─── Records for the task ───

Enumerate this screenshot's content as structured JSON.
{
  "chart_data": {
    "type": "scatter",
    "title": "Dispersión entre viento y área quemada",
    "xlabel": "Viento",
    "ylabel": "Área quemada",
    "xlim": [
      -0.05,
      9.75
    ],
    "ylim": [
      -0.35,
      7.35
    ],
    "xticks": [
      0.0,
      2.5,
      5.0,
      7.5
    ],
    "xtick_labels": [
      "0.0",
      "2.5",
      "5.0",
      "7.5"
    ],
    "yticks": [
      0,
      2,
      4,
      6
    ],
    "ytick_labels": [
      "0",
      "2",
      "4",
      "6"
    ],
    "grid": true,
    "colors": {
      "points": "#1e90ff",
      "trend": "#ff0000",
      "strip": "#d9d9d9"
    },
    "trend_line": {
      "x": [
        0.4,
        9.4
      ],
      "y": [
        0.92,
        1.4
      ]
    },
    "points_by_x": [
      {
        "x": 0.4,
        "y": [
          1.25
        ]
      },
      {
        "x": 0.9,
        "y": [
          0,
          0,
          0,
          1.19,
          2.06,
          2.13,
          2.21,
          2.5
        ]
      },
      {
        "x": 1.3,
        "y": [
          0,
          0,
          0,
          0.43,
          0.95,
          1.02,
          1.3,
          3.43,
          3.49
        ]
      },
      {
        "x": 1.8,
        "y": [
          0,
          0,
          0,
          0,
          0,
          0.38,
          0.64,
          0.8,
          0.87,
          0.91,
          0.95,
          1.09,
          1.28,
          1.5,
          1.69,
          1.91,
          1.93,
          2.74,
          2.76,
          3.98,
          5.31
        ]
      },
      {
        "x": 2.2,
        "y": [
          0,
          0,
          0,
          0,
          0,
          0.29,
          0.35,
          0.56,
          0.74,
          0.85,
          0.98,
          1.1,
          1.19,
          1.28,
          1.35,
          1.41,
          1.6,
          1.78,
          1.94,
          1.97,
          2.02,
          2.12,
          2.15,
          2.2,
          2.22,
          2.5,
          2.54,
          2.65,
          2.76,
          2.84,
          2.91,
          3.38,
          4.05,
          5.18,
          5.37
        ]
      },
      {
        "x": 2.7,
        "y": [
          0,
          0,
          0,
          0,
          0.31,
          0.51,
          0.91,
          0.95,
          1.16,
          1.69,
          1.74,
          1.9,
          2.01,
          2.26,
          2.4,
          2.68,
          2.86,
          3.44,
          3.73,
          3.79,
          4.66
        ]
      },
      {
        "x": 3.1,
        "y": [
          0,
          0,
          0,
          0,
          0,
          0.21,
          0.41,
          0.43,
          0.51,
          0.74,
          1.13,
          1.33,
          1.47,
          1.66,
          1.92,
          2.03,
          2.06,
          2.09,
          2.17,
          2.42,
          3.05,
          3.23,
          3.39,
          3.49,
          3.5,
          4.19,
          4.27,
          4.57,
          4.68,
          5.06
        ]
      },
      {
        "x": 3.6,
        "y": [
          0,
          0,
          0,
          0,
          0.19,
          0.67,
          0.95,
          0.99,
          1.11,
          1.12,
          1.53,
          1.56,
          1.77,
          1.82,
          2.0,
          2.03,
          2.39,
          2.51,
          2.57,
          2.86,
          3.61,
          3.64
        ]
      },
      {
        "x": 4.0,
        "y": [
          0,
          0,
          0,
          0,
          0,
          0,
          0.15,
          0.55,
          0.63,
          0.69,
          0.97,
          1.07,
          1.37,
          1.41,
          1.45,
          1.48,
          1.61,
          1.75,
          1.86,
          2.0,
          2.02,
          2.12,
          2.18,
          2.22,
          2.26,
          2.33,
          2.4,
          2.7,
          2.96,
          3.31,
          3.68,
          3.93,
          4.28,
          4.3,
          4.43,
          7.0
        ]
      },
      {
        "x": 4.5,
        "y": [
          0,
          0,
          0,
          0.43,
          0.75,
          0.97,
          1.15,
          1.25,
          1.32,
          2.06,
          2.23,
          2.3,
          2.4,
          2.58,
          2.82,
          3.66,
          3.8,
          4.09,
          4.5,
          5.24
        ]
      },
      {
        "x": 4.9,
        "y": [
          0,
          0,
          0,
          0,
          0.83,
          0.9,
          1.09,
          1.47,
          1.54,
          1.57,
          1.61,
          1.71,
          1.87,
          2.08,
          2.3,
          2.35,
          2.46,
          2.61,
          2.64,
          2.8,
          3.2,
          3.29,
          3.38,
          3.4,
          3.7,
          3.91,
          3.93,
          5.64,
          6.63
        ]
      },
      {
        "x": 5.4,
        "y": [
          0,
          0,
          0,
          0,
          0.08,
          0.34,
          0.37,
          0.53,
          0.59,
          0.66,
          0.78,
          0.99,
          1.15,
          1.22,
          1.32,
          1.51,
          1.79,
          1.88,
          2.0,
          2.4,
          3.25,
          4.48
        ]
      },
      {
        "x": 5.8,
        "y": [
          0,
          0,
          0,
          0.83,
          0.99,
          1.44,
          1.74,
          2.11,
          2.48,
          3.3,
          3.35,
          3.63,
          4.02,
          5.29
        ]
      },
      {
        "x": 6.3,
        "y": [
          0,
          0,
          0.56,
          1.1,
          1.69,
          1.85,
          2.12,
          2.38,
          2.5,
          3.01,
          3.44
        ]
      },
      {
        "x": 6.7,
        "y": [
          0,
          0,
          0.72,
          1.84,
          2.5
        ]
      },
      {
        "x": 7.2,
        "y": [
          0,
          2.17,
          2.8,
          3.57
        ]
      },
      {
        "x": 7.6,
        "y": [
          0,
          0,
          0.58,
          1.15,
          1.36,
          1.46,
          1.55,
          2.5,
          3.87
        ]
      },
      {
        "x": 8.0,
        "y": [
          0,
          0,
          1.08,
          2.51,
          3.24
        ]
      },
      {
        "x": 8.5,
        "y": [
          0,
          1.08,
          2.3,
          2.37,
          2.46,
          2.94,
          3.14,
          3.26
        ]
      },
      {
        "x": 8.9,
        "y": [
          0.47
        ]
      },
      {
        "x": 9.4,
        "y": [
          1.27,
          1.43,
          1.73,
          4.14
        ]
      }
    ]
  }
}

───

**What you are asked to do:**
Reproduce all of the data exactly as given.

**Solution for this task:**
Enumerate this screenshot's content as structured JSON.
{
  "chart_data": {
    "type": "scatter",
    "title": "Dispersión entre viento y área quemada",
    "xlabel": "Viento",
    "ylabel": "Área quemada",
    "xlim": [
      -0.05,
      9.75
    ],
    "ylim": [
      -0.35,
      7.35
    ],
    "xticks": [
      0.0,
      2.5,
      5.0,
      7.5
    ],
    "xtick_labels": [
      "0.0",
      "2.5",
      "5.0",
      "7.5"
    ],
    "yticks": [
      0,
      2,
      4,
      6
    ],
    "ytick_labels": [
      "0",
      "2",
      "4",
      "6"
    ],
    "grid": true,
    "colors": {
      "points": "#1e90ff",
      "trend": "#ff0000",
      "strip": "#d9d9d9"
    },
    "trend_line": {
      "x": [
        0.4,
        9.4
      ],
      "y": [
        0.92,
        1.4
      ]
    },
    "points_by_x": [
      {
        "x": 0.4,
        "y": [
          1.25
        ]
      },
      {
        "x": 0.9,
        "y": [
          0,
          0,
          0,
          1.19,
          2.06,
          2.13,
          2.21,
          2.5
        ]
      },
      {
        "x": 1.3,
        "y": [
          0,
          0,
          0,
          0.43,
          0.95,
          1.02,
          1.3,
          3.43,
          3.49
        ]
      },
      {
        "x": 1.8,
        "y": [
          0,
          0,
          0,
          0,
          0,
          0.38,
          0.64,
          0.8,
          0.87,
          0.91,
          0.95,
          1.09,
          1.28,
          1.5,
          1.69,
          1.91,
          1.93,
          2.74,
          2.76,
          3.98,
          5.31
        ]
      },
      {
        "x": 2.2,
        "y": [
          0,
          0,
          0,
          0,
          0,
          0.29,
          0.35,
          0.56,
          0.74,
          0.85,
          0.98,
          1.1,
          1.19,
          1.28,
          1.35,
          1.41,
          1.6,
          1.78,
          1.94,
          1.97,
          2.02,
          2.12,
          2.15,
          2.2,
          2.22,
          2.5,
          2.54,
          2.65,
          2.76,
          2.84,
          2.91,
          3.38,
          4.05,
          5.18,
          5.37
        ]
      },
      {
        "x": 2.7,
        "y": [
          0,
          0,
          0,
          0,
          0.31,
          0.51,
          0.91,
          0.95,
          1.16,
          1.69,
          1.74,
          1.9,
          2.01,
          2.26,
          2.4,
          2.68,
          2.86,
          3.44,
          3.73,
          3.79,
          4.66
        ]
      },
      {
        "x": 3.1,
        "y": [
          0,
          0,
          0,
          0,
          0,
          0.21,
          0.41,
          0.43,
          0.51,
          0.74,
          1.13,
          1.33,
          1.47,
          1.66,
          1.92,
          2.03,
          2.06,
          2.09,
          2.17,
          2.42,
          3.05,
          3.23,
          3.39,
          3.49,
          3.5,
          4.19,
          4.27,
          4.57,
          4.68,
          5.06
        ]
      },
      {
        "x": 3.6,
        "y": [
          0,
          0,
          0,
          0,
          0.19,
          0.67,
          0.95,
          0.99,
          1.11,
          1.12,
          1.53,
          1.56,
          1.77,
          1.82,
          2.0,
          2.03,
          2.39,
          2.51,
          2.57,
          2.86,
          3.61,
          3.64
        ]
      },
      {
        "x": 4.0,
        "y": [
          0,
          0,
          0,
          0,
          0,
          0,
          0.15,
          0.55,
          0.63,
          0.69,
          0.97,
          1.07,
          1.37,
          1.41,
          1.45,
          1.48,
          1.61,
          1.75,
          1.86,
          2.0,
          2.02,
          2.12,
          2.18,
          2.22,
          2.26,
          2.33,
          2.4,
          2.7,
          2.96,
          3.31,
          3.68,
          3.93,
          4.28,
          4.3,
          4.43,
          7.0
        ]
      },
      {
        "x": 4.5,
        "y": [
          0,
          0,
          0,
          0.43,
          0.75,
          0.97,
          1.15,
          1.25,
          1.32,
          2.06,
          2.23,
          2.3,
          2.4,
          2.58,
          2.82,
          3.66,
          3.8,
          4.09,
          4.5,
          5.24
        ]
      },
      {
        "x": 4.9,
        "y": [
          0,
          0,
          0,
          0,
          0.83,
          0.9,
          1.09,
          1.47,
          1.54,
          1.57,
          1.61,
          1.71,
          1.87,
          2.08,
          2.3,
          2.35,
          2.46,
          2.61,
          2.64,
          2.8,
          3.2,
          3.29,
          3.38,
          3.4,
          3.7,
          3.91,
          3.93,
          5.64,
          6.63
        ]
      },
      {
        "x": 5.4,
        "y": [
          0,
          0,
          0,
          0,
          0.08,
          0.34,
          0.37,
          0.53,
          0.59,
          0.66,
          0.78,
          0.99,
          1.15,
          1.22,
          1.32,
          1.51,
          1.79,
          1.88,
          2.0,
          2.4,
          3.25,
          4.48
        ]
      },
      {
        "x": 5.8,
        "y": [
          0,
          0,
          0,
          0.83,
          0.99,
          1.44,
          1.74,
          2.11,
          2.48,
          3.3,
          3.35,
          3.63,
          4.02,
          5.29
        ]
      },
      {
        "x": 6.3,
        "y": [
          0,
          0,
          0.56,
          1.1,
          1.69,
          1.85,
          2.12,
          2.38,
          2.5,
          3.01,
          3.44
        ]
      },
      {
        "x": 6.7,
        "y": [
          0,
          0,
          0.72,
          1.84,
          2.5
        ]
      },
      {
        "x": 7.2,
        "y": [
          0,
          2.17,
          2.8,
          3.57
        ]
      },
      {
        "x": 7.6,
        "y": [
          0,
          0,
          0.58,
          1.15,
          1.36,
          1.46,
          1.55,
          2.5,
          3.87
        ]
      },
      {
        "x": 8.0,
        "y": [
          0,
          0,
          1.08,
          2.51,
          3.24
        ]
      },
      {
        "x": 8.5,
        "y": [
          0,
          1.08,
          2.3,
          2.37,
          2.46,
          2.94,
          3.14,
          3.26
        ]
      },
      {
        "x": 8.9,
        "y": [
          0.47
        ]
      },
      {
        "x": 9.4,
        "y": [
          1.27,
          1.43,
          1.73,
          4.14
        ]
      }
    ]
  }
}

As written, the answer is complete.